* Records for the task
================
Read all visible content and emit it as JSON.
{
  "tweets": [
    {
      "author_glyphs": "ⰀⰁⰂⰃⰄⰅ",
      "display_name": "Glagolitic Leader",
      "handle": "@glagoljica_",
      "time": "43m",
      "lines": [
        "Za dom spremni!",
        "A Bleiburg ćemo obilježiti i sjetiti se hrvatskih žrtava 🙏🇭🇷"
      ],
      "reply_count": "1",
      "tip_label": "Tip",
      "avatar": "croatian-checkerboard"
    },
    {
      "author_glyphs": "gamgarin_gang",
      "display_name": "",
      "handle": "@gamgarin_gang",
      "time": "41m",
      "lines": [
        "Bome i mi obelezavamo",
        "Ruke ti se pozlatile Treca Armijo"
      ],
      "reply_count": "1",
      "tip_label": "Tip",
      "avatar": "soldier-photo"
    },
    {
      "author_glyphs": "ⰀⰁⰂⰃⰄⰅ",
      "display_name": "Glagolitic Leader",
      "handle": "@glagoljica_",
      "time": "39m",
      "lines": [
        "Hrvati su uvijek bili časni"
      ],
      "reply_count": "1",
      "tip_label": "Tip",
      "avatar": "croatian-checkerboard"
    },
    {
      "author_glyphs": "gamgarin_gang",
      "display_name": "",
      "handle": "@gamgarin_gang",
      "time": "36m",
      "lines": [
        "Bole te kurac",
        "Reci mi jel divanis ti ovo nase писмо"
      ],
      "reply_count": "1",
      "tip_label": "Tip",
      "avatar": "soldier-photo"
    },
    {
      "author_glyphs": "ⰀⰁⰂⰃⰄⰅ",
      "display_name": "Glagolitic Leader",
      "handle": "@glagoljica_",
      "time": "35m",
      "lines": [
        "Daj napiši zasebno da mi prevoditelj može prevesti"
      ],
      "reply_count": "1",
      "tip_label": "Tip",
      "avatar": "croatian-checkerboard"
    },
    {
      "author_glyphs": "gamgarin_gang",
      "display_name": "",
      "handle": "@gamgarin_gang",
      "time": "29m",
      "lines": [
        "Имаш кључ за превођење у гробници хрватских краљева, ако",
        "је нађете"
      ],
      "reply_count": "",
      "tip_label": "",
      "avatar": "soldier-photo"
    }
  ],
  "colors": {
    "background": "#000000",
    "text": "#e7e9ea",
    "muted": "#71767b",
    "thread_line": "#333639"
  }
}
================
* Aim
Copy out the full listing exactly.

* Result of this exercise
Read all visible content and emit it as JSON.
{
  "tweets": [
    {
      "author_glyphs": "ⰀⰁⰂⰃⰄⰅ",
      "display_name": "Glagolitic Leader",
      "handle": "@glagoljica_",
      "time": "43m",
      "lines": [
        "Za dom spremni!",
        "A Bleiburg ćemo obilježiti i sjetiti se hrvatskih žrtava 🙏🇭🇷"
      ],
      "reply_count": "1",
      "tip_label": "Tip",
      "avatar": "croatian-checkerboard"
    },
    {
      "author_glyphs": "gamgarin_gang",
      "display_name": "",
      "handle": "@gamgarin_gang",
      "time": "41m",
      "lines": [
        "Bome i mi obelezavamo",
        "Ruke ti se pozlatile Treca Armijo"
      ],
      "reply_count": "1",
      "tip_label": "Tip",
      "avatar": "soldier-photo"
    },
    {
      "author_glyphs": "ⰀⰁⰂⰃⰄⰅ",
      "display_name": "Glagolitic Leader",
      "handle": "@glagoljica_",
      "time": "39m",
      "lines": [
        "Hrvati su uvijek bili časni"
      ],
      "reply_count": "1",
      "tip_label": "Tip",
      "avatar": "croatian-checkerboard"
    },
    {
      "author_glyphs": "gamgarin_gang",
      "display_name": "",
      "handle": "@gamgarin_gang",
      "time": "36m",
      "lines": [
        "Bole te kurac",
        "Reci mi jel divanis ti ovo nase писмо"
      ],
      "reply_count": "1",
      "tip_label": "Tip",
      "avatar": "soldier-photo"
    },
    {
      "author_glyphs": "ⰀⰁⰂⰃⰄⰅ",
      "display_name": "Glagolitic Leader",
      "handle": "@glagoljica_",
      "time": "35m",
      "lines": [
        "Daj napiši zasebno da mi prevoditelj može prevesti"
      ],
      "reply_count": "1",
      "tip_label": "Tip",
      "avatar": "croatian-checkerboard"
    },
    {
      "author_glyphs": "gamgarin_gang",
      "display_name": "",
      "handle": "@gamgarin_gang",
      "time": "29m",
      "lines": [
        "Имаш кључ за превођење у гробници хрватских краљева, ако",
        "је нађете"
      ],
      "reply_count": "",
      "tip_label": "",
      "avatar": "soldier-photo"
    }
  ],
  "colors": {
    "background": "#000000",
    "text": "#e7e9ea",
    "muted": "#71767b",
    "thread_line": "#333639"
  }
}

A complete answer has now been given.